* Goal of the exercise *
In the entries that follow, find the word "海外二次元移动游戏市场暑期档收入规模" and report each line it is on.

* Records provided *
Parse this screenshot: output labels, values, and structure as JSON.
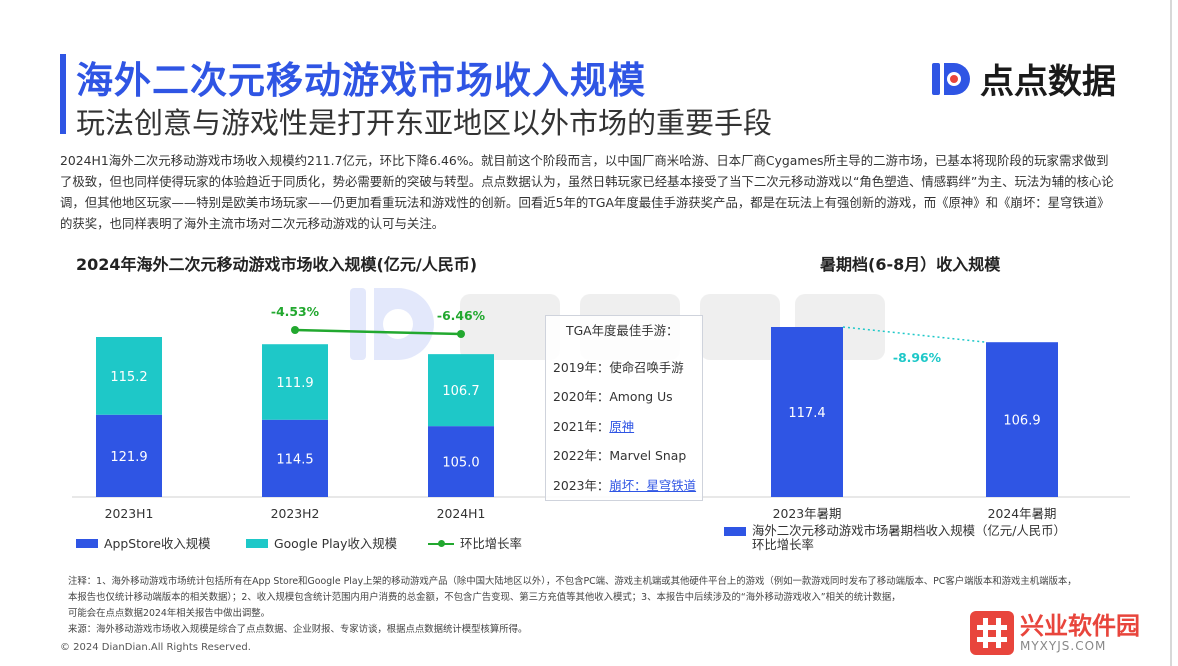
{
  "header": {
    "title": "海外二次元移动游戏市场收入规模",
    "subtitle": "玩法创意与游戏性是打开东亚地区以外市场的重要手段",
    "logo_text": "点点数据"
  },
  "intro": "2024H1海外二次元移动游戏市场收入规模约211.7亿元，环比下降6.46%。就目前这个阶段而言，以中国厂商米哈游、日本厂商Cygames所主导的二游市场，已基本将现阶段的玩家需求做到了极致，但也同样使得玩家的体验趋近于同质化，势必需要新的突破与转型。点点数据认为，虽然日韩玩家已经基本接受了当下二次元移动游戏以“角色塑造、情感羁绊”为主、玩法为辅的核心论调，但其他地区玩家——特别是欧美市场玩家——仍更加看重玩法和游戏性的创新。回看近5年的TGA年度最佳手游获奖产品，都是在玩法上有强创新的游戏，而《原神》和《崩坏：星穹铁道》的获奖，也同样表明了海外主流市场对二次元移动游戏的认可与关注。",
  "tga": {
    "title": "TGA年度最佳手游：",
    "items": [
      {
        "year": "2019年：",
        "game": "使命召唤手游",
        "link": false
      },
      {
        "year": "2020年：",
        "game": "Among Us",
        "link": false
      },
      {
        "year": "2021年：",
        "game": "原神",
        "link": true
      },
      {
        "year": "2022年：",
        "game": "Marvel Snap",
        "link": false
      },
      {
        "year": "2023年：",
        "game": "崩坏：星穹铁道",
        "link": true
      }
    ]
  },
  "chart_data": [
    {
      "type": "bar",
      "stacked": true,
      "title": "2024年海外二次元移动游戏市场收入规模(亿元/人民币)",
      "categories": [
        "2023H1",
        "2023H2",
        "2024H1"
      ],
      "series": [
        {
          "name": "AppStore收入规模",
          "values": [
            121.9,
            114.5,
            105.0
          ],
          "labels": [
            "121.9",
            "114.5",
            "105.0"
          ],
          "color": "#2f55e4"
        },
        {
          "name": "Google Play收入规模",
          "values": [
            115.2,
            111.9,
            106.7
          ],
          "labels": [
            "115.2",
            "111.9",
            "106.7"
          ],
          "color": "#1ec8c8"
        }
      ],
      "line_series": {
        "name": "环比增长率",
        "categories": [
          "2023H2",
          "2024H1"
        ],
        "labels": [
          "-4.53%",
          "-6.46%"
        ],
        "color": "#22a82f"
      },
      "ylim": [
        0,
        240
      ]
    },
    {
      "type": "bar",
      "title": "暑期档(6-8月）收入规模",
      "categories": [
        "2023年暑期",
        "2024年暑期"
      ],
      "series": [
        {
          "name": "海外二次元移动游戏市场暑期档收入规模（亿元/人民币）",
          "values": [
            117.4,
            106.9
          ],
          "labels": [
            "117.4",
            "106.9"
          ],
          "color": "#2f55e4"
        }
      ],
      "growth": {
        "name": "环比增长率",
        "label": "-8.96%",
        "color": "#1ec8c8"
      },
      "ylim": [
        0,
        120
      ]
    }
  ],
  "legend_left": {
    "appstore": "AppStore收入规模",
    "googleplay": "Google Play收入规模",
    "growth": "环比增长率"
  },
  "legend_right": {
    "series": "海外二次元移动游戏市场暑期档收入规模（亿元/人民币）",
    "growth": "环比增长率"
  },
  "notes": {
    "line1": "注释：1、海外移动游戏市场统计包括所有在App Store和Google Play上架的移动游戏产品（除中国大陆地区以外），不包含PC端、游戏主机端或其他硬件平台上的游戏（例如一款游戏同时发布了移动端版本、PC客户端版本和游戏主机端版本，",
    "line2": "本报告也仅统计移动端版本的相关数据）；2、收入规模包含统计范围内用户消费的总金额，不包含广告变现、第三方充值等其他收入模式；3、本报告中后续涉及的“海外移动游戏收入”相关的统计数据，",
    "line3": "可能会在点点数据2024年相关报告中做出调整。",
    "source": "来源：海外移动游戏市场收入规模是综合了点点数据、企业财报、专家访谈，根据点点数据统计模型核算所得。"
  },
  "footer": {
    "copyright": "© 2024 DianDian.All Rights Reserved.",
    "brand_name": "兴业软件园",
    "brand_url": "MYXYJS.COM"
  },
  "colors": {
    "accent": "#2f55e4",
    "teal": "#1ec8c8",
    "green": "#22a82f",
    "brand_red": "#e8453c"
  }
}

* The completed task *
          "name": "海外二次元移动游戏市场暑期档收入规模（亿元/人民币）",
    "series": "海外二次元移动游戏市场暑期档收入规模（亿元/人民币）",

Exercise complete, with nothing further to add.